>> Begin
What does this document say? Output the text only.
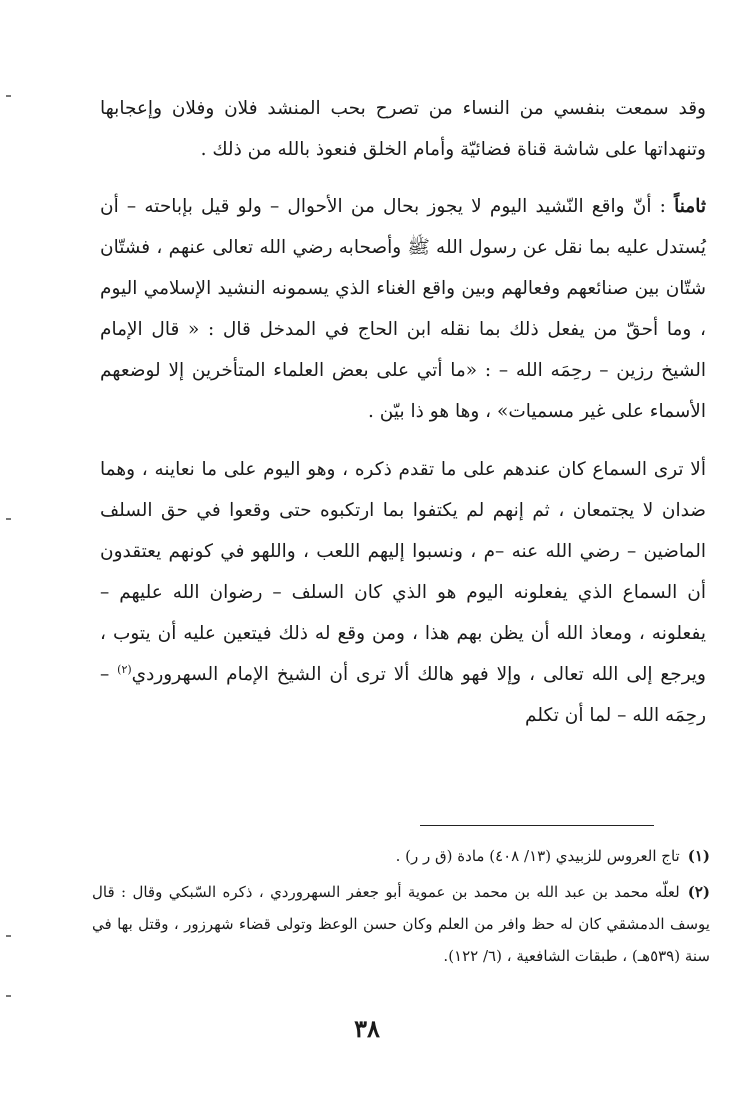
وقد سمعت بنفسي من النساء من تصرح بحب المنشد فلان وفلان وإعجابها وتنهداتها على شاشة قناة فضائيّة وأمام الخلق فنعوذ بالله من ذلك .

ثامناً : أنّ واقع النّشيد اليوم لا يجوز بحال من الأحوال – ولو قيل بإباحته – أن يُستدل عليه بما نقل عن رسول الله ﷺ وأصحابه رضي الله تعالى عنهم ، فشتّان شتّان بين صنائعهم وفعالهم وبين واقع الغناء الذي يسمونه النشيد الإسلامي اليوم ، وما أحقّ من يفعل ذلك بما نقله ابن الحاج في المدخل قال : « قال الإمام الشيخ رزين – رحِمَه الله – : «ما أتي على بعض العلماء المتأخرين إلا لوضعهم الأسماء على غير مسميات» ، وها هو ذا بيّن .

ألا ترى السماع كان عندهم على ما تقدم ذكره ، وهو اليوم على ما نعاينه ، وهما ضدان لا يجتمعان ، ثم إنهم لم يكتفوا بما ارتكبوه حتى وقعوا في حق السلف الماضين – رضي الله عنه –م ، ونسبوا إليهم اللعب ، واللهو في كونهم يعتقدون أن السماع الذي يفعلونه اليوم هو الذي كان السلف – رضوان الله عليهم – يفعلونه ، ومعاذ الله أن يظن بهم هذا ، ومن وقع له ذلك فيتعين عليه أن يتوب ، ويرجع إلى الله تعالى ، وإلا فهو هالك ألا ترى أن الشيخ الإمام السهروردي$^{(٢)}$ – رحِمَه الله – لما أن تكلم

(١)تاج العروس للزبيدي (١٣/ ٤٠٨) مادة (ق ر ر) .

(٢)لعلّه محمد بن عبد الله بن محمد بن عموية أبو جعفر السهروردي ، ذكره السّبكي وقال : قال يوسف الدمشقي كان له حظ وافر من العلم وكان حسن الوعظ وتولى قضاء شهرزور ، وقتل بها في سنة (٥٣٩هـ) ، طبقات الشافعية ، (٦/ ١٢٢).

٣٨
>> End
Work to complete
Restate the data above exactly, stripping out each image.

Task solution
What does this document say? Output the text only.
وقد سمعت بنفسي من النساء من تصرح بحب المنشد فلان وفلان وإعجابها وتنهداتها على شاشة قناة فضائيّة وأمام الخلق فنعوذ بالله من ذلك .

ثامناً : أنّ واقع النّشيد اليوم لا يجوز بحال من الأحوال – ولو قيل بإباحته – أن يُستدل عليه بما نقل عن رسول الله ﷺ وأصحابه رضي الله تعالى عنهم ، فشتّان شتّان بين صنائعهم وفعالهم وبين واقع الغناء الذي يسمونه النشيد الإسلامي اليوم ، وما أحقّ من يفعل ذلك بما نقله ابن الحاج في المدخل قال : « قال الإمام الشيخ رزين – رحِمَه الله – : «ما أتي على بعض العلماء المتأخرين إلا لوضعهم الأسماء على غير مسميات» ، وها هو ذا بيّن .

ألا ترى السماع كان عندهم على ما تقدم ذكره ، وهو اليوم على ما نعاينه ، وهما ضدان لا يجتمعان ، ثم إنهم لم يكتفوا بما ارتكبوه حتى وقعوا في حق السلف الماضين – رضي الله عنه –م ، ونسبوا إليهم اللعب ، واللهو في كونهم يعتقدون أن السماع الذي يفعلونه اليوم هو الذي كان السلف – رضوان الله عليهم – يفعلونه ، ومعاذ الله أن يظن بهم هذا ، ومن وقع له ذلك فيتعين عليه أن يتوب ، ويرجع إلى الله تعالى ، وإلا فهو هالك ألا ترى أن الشيخ الإمام السهروردي$^{(٢)}$ – رحِمَه الله – لما أن تكلم

(١)تاج العروس للزبيدي (١٣/ ٤٠٨) مادة (ق ر ر) .

(٢)لعلّه محمد بن عبد الله بن محمد بن عموية أبو جعفر السهروردي ، ذكره السّبكي وقال : قال يوسف الدمشقي كان له حظ وافر من العلم وكان حسن الوعظ وتولى قضاء شهرزور ، وقتل بها في سنة (٥٣٩هـ) ، طبقات الشافعية ، (٦/ ١٢٢).

٣٨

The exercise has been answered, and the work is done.